- _EXCERPT TO READ_:
= = = =

I have places to go and things to achieve and I’m not going to stop my life for a man, a boy, a relationship, a person. God! It’s like asking me to stop my life, at this pivotal, crucial state of being, and… have a child or something! Give up my life for someone else. I am self absorbed and focused on my success, and I will only look back, never go back, for you.

But only you. A time in my life only to reflect on. Never to live there again.

You are lost in the shuffle, King of Hearts. I am back in the present.
Clean laundry packed, I have hidden you away.

The Circus

April 23, 2008

Their trailers roll into town, white, but covered with stains of former towns, their tires worn from long hours on the road. They park and hoards of men appear and begin unloading long sturdy pipes from inside some of the trailers. Over the course of the day, they work tirelessly to put up the large white tent in a space usually reserved for pedestrians and farmers markets. The blinding white tent rises far above the usual obstructions, and has an almost regal appearance to it. As I approach, the tent seems to rise higher and higher into the sky.

Over the past five years, I have moved nine times. Through apartments, townhouses, condos, and developments, my personal belongings have been paired down to childhood souvenirs and the fewest of personal belongings. I grew up in one of the biggest houses downtown; it took up half of a residential block with a gated yard, courtyard, separate garage, and my parents’ beautiful sprawling garden, which was recognized by several organizations and national publications. My childhood was bliss, and the garden reflected it: I saw beauty and success everywhere I went. I lived in the attic of our three-story house and would look out my skylight at the glowing sky. Like the garden, it felt as it the sky above my head possessed this unfaltering beauty, even when it was gray and rained. It was something so out of reach – something that I just didn’t understand. It was taught from my youth to work as hard and to reach as far as you possibly could. In doing so, you would get what you wanted. The beautiful sky was just something so out of reach. I settled for the ground, which out in the garden, satisfied me for the time being.

I sit near the workers to watch them set up under the heavy, dark clouds. It could rain, but it doesn’t seem to concern them. I can hear them shouting to one another over the clanking pipes, which looked worn and tired. A man climbs up the taught white surface of the large tent; he’s attached to a cord connected to the very top of the tent. He’s pulling himself up the angle and tightening hidden straps along it’s surface as he goes. I wonder how many times he does this in a year, and where his family is. Does he have a family? Does he have children? Do they miss him?

= = = =

- _DATA_:
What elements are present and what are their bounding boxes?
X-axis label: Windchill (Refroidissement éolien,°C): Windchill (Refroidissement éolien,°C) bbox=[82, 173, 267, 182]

= = = =

Rewrite the excerpt starting at "I have places" and ending at "live there again.", swapping "relationship" for "friendship". You can work without the lines.

I have places to go and things to achieve and I’m not going to stop my life for a man, a boy, a friendship, a person. God! It’s like asking me to stop my life, at this pivotal, crucial state of being, and… have a child or something! Give up my life for someone else. I am self absorbed and focused on my success, and I will only look back, never go back, for you.

But only you. A time in my life only to reflect on. Never to live there again.